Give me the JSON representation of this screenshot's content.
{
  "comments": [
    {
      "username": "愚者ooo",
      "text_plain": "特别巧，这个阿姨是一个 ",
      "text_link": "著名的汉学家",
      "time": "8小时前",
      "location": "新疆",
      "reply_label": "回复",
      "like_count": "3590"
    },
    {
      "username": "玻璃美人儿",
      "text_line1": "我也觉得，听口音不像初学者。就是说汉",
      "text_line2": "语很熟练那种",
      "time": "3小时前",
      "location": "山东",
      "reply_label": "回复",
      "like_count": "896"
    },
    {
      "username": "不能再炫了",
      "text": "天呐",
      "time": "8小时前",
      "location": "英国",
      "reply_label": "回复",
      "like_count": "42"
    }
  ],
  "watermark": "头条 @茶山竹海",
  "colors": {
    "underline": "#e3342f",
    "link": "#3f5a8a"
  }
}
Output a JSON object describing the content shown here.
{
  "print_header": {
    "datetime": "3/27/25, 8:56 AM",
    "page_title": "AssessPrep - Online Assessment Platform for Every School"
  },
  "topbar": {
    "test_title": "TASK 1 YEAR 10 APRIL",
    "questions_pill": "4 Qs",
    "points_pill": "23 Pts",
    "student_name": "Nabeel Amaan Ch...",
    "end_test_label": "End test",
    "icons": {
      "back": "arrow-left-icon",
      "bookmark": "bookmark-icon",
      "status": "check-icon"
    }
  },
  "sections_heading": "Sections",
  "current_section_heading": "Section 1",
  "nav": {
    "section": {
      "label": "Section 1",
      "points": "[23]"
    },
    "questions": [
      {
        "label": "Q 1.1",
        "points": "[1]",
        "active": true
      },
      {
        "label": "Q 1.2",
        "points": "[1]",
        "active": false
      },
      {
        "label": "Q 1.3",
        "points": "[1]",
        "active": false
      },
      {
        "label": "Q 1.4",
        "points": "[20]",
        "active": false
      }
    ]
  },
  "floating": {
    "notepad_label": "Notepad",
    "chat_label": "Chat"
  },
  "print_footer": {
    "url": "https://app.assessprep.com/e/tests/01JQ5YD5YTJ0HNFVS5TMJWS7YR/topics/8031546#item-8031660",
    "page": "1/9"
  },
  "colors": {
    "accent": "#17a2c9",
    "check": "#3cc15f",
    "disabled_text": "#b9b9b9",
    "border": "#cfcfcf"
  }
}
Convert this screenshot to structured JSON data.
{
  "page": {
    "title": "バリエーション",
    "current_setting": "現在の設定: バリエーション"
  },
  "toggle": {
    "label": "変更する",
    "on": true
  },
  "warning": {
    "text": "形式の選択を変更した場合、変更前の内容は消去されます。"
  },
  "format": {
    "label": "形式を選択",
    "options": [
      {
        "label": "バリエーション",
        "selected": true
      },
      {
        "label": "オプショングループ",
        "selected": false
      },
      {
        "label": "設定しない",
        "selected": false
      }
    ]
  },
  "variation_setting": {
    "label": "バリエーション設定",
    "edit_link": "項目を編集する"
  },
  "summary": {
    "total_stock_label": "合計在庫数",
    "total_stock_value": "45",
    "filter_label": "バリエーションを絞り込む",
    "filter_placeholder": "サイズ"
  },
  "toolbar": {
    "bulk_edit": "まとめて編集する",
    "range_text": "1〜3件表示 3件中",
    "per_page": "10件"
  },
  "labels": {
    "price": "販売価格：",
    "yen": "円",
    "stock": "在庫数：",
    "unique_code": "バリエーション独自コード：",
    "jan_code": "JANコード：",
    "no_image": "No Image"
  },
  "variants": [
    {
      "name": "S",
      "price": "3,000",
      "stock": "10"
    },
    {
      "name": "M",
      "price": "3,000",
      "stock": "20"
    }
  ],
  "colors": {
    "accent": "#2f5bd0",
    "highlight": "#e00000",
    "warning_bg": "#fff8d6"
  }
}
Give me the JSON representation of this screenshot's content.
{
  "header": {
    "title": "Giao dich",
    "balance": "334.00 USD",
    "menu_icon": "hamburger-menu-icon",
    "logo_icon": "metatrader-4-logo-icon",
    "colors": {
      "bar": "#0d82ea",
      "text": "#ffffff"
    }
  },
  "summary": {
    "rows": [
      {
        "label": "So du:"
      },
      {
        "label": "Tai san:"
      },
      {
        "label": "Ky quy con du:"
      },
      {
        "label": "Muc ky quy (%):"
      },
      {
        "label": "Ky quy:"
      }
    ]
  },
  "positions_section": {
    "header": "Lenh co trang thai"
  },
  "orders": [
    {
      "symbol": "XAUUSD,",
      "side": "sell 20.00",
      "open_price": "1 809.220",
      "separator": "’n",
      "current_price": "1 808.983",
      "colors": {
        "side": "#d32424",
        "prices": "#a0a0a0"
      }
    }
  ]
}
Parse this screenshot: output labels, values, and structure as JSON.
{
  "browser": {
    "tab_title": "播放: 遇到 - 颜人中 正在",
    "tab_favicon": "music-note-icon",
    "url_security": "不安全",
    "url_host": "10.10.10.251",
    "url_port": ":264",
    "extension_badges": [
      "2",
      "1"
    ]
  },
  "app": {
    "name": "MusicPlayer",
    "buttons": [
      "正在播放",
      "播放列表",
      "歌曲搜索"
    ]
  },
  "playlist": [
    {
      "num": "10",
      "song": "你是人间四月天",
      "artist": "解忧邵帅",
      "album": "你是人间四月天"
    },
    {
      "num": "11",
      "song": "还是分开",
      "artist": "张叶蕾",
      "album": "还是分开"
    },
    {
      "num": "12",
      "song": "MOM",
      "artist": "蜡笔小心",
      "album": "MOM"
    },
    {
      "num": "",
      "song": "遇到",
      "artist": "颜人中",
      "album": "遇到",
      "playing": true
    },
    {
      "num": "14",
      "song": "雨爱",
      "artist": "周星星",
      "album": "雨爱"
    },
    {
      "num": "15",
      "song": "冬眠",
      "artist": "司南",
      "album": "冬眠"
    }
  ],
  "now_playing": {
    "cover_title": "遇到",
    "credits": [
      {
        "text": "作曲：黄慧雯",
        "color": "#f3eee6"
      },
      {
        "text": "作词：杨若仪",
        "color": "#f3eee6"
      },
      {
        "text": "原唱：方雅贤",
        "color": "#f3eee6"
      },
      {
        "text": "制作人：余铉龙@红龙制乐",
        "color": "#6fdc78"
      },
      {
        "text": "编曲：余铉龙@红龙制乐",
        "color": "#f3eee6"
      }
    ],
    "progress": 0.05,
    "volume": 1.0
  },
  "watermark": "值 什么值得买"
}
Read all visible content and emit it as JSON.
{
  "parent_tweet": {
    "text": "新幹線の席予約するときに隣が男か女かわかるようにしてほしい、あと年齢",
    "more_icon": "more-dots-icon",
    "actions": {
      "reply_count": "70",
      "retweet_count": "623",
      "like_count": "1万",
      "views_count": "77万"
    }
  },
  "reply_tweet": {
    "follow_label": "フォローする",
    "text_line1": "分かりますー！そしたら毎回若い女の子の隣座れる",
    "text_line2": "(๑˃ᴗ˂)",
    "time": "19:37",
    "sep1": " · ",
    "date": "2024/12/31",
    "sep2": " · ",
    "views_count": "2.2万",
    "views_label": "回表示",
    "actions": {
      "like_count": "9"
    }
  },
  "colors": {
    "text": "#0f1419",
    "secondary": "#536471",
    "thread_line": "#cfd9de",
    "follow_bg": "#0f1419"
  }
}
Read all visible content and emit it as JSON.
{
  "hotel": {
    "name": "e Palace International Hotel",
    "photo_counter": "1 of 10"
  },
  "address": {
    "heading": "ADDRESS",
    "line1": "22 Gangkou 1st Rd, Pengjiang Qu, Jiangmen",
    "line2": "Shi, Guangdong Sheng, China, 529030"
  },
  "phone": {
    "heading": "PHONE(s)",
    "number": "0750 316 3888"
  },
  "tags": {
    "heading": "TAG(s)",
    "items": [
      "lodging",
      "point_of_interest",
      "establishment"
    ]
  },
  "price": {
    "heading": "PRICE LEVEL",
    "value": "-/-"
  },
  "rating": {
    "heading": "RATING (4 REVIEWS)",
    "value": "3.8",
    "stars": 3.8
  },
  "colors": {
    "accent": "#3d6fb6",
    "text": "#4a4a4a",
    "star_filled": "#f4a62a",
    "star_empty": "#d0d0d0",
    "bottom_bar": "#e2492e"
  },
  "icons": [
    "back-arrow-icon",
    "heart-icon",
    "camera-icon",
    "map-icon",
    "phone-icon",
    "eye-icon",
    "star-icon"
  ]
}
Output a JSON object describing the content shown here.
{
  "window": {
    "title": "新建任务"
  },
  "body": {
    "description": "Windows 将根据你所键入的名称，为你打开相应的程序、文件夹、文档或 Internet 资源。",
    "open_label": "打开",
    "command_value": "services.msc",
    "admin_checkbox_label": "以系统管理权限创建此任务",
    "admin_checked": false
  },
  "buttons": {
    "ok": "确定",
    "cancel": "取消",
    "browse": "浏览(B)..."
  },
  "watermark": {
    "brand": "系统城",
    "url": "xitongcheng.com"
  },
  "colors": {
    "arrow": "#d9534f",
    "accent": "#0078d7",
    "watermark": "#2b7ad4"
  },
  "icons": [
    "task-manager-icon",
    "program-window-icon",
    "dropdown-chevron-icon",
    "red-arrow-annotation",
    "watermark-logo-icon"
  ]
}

*WHAT NEEDS TO BE DONE:* Report each line of the material above where the word "true" appears.

*ANSWER BELOW:*
        "active": true
    "on": true
        "selected": true
      "playing": true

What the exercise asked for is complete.